* _SHORT PROBLEM_: Every line of the material is to be repeated exactly as it stands.

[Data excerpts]

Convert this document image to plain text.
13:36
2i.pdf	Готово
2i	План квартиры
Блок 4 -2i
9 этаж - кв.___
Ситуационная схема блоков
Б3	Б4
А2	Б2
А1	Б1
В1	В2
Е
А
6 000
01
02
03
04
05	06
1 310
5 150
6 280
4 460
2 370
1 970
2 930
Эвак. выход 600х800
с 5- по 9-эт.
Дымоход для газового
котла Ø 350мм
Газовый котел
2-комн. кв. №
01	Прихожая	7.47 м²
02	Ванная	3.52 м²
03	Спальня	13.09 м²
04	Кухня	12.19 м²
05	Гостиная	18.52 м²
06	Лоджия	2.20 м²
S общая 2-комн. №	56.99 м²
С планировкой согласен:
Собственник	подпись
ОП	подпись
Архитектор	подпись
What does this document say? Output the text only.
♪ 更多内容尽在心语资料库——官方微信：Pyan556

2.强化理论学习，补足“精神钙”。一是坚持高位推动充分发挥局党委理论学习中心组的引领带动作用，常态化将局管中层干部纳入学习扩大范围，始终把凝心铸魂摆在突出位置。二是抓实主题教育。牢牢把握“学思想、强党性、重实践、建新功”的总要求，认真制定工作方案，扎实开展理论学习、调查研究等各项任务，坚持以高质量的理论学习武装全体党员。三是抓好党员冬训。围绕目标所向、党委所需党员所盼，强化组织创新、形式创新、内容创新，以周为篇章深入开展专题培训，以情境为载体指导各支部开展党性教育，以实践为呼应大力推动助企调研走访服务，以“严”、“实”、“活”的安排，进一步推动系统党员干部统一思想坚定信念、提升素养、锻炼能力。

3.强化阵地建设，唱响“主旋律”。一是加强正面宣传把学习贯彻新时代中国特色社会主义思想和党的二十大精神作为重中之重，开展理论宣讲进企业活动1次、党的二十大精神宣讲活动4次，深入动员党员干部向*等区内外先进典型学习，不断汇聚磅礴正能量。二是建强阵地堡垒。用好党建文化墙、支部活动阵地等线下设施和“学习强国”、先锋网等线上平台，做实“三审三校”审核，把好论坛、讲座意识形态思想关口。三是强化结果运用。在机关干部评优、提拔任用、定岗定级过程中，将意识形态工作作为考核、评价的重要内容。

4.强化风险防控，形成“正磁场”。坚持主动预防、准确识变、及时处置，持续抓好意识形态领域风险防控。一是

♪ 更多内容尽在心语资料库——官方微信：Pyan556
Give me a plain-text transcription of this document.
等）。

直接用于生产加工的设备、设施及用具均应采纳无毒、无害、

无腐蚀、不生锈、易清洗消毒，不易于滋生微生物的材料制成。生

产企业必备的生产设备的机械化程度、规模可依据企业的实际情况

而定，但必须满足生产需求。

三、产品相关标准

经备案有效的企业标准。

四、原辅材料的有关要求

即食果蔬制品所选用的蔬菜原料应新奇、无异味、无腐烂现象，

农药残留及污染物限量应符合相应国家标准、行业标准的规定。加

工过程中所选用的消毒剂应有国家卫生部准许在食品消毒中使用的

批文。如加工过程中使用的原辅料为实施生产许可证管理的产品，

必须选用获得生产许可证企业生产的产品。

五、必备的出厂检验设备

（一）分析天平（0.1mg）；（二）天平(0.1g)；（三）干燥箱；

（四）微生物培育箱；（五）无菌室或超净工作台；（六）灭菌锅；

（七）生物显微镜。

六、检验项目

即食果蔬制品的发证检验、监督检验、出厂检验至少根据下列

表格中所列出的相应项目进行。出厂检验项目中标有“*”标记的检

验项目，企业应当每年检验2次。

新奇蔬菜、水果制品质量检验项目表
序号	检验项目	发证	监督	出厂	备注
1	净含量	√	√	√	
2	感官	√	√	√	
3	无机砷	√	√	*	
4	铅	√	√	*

* _REPLY_:
Convert this document image to plain text.
13:36
2i.pdf	Готово
2i	План квартиры
Блок 4 -2i
9 этаж - кв.___
Ситуационная схема блоков
Б3	Б4
А2	Б2
А1	Б1
В1	В2
Е
А
6 000
01
02
03
04
05	06
1 310
5 150
6 280
4 460
2 370
1 970
2 930
Эвак. выход 600х800
с 5- по 9-эт.
Дымоход для газового
котла Ø 350мм
Газовый котел
2-комн. кв. №
01	Прихожая	7.47 м²
02	Ванная	3.52 м²
03	Спальня	13.09 м²
04	Кухня	12.19 м²
05	Гостиная	18.52 м²
06	Лоджия	2.20 м²
S общая 2-комн. №	56.99 м²
С планировкой согласен:
Собственник	подпись
ОП	подпись
Архитектор	подпись
What does this document say? Output the text only.
♪ 更多内容尽在心语资料库——官方微信：Pyan556

2.强化理论学习，补足“精神钙”。一是坚持高位推动充分发挥局党委理论学习中心组的引领带动作用，常态化将局管中层干部纳入学习扩大范围，始终把凝心铸魂摆在突出位置。二是抓实主题教育。牢牢把握“学思想、强党性、重实践、建新功”的总要求，认真制定工作方案，扎实开展理论学习、调查研究等各项任务，坚持以高质量的理论学习武装全体党员。三是抓好党员冬训。围绕目标所向、党委所需党员所盼，强化组织创新、形式创新、内容创新，以周为篇章深入开展专题培训，以情境为载体指导各支部开展党性教育，以实践为呼应大力推动助企调研走访服务，以“严”、“实”、“活”的安排，进一步推动系统党员干部统一思想坚定信念、提升素养、锻炼能力。

3.强化阵地建设，唱响“主旋律”。一是加强正面宣传把学习贯彻新时代中国特色社会主义思想和党的二十大精神作为重中之重，开展理论宣讲进企业活动1次、党的二十大精神宣讲活动4次，深入动员党员干部向*等区内外先进典型学习，不断汇聚磅礴正能量。二是建强阵地堡垒。用好党建文化墙、支部活动阵地等线下设施和“学习强国”、先锋网等线上平台，做实“三审三校”审核，把好论坛、讲座意识形态思想关口。三是强化结果运用。在机关干部评优、提拔任用、定岗定级过程中，将意识形态工作作为考核、评价的重要内容。

4.强化风险防控，形成“正磁场”。坚持主动预防、准确识变、及时处置，持续抓好意识形态领域风险防控。一是

♪ 更多内容尽在心语资料库——官方微信：Pyan556
Give me a plain-text transcription of this document.
等）。

直接用于生产加工的设备、设施及用具均应采纳无毒、无害、

无腐蚀、不生锈、易清洗消毒，不易于滋生微生物的材料制成。生

产企业必备的生产设备的机械化程度、规模可依据企业的实际情况

而定，但必须满足生产需求。

三、产品相关标准

经备案有效的企业标准。

四、原辅材料的有关要求

即食果蔬制品所选用的蔬菜原料应新奇、无异味、无腐烂现象，

农药残留及污染物限量应符合相应国家标准、行业标准的规定。加

工过程中所选用的消毒剂应有国家卫生部准许在食品消毒中使用的

批文。如加工过程中使用的原辅料为实施生产许可证管理的产品，

必须选用获得生产许可证企业生产的产品。

五、必备的出厂检验设备

（一）分析天平（0.1mg）；（二）天平(0.1g)；（三）干燥箱；

（四）微生物培育箱；（五）无菌室或超净工作台；（六）灭菌锅；

（七）生物显微镜。

六、检验项目

即食果蔬制品的发证检验、监督检验、出厂检验至少根据下列

表格中所列出的相应项目进行。出厂检验项目中标有“*”标记的检

验项目，企业应当每年检验2次。

新奇蔬菜、水果制品质量检验项目表
序号	检验项目	发证	监督	出厂	备注
1	净含量	√	√	√	
2	感官	√	√	√	
3	无机砷	√	√	*	
4	铅	√	√	*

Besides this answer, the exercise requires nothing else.